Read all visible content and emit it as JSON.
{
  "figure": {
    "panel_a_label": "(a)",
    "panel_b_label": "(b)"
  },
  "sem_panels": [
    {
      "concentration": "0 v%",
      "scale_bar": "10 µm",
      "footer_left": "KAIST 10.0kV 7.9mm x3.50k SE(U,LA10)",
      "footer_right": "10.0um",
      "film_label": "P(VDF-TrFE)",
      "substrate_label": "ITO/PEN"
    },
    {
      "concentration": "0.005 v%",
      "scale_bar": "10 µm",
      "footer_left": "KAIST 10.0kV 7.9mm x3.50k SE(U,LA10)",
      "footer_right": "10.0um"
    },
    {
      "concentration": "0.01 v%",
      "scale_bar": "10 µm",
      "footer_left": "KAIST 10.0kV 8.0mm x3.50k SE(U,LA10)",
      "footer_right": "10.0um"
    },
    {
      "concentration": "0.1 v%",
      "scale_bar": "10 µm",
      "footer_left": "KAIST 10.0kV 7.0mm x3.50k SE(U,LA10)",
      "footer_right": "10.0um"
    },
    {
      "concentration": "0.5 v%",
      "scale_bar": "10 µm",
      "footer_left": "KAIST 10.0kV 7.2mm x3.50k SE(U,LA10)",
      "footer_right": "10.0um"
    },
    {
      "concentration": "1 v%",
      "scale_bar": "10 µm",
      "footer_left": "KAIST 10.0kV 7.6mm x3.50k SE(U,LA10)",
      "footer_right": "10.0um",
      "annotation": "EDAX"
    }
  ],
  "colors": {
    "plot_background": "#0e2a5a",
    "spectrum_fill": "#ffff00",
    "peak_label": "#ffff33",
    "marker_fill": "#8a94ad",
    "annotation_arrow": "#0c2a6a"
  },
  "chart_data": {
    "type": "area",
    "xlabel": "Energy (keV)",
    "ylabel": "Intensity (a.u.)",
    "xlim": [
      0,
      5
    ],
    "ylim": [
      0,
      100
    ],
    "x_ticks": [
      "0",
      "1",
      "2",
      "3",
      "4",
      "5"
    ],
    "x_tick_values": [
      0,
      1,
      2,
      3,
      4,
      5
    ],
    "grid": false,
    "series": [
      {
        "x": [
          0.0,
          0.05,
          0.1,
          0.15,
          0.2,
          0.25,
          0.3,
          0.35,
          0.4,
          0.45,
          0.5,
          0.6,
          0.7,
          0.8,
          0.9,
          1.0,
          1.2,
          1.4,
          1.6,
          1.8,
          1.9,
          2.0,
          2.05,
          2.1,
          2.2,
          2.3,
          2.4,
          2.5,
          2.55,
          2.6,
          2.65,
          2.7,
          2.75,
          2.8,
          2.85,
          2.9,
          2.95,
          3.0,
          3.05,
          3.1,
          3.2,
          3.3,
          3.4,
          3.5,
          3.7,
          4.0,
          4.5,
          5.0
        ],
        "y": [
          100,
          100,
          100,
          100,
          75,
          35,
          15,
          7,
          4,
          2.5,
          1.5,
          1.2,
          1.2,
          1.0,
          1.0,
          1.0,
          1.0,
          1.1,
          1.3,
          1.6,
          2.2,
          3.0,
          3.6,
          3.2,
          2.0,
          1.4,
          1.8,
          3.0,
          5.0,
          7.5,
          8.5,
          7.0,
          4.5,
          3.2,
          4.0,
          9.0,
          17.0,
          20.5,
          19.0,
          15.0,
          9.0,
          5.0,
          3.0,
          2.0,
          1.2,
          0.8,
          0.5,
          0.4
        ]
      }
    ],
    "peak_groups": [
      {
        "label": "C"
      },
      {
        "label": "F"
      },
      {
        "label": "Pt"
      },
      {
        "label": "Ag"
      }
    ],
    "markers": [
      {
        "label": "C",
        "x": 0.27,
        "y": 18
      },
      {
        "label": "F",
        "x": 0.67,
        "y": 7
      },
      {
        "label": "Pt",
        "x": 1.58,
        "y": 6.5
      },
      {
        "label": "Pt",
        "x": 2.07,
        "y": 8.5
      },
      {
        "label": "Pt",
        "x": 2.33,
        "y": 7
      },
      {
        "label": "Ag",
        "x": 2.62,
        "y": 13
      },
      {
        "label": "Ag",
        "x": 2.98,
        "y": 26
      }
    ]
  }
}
==============================
Task statement:
Pick each line holding the word "KAIST" out of the data and copy it.

Complete output:
      "footer_left": "KAIST 10.0kV 7.9mm x3.50k SE(U,LA10)",
      "footer_left": "KAIST 10.0kV 7.9mm x3.50k SE(U,LA10)",
      "footer_left": "KAIST 10.0kV 8.0mm x3.50k SE(U,LA10)",
      "footer_left": "KAIST 10.0kV 7.0mm x3.50k SE(U,LA10)",
      "footer_left": "KAIST 10.0kV 7.2mm x3.50k SE(U,LA10)",
      "footer_left": "KAIST 10.0kV 7.6mm x3.50k SE(U,LA10)",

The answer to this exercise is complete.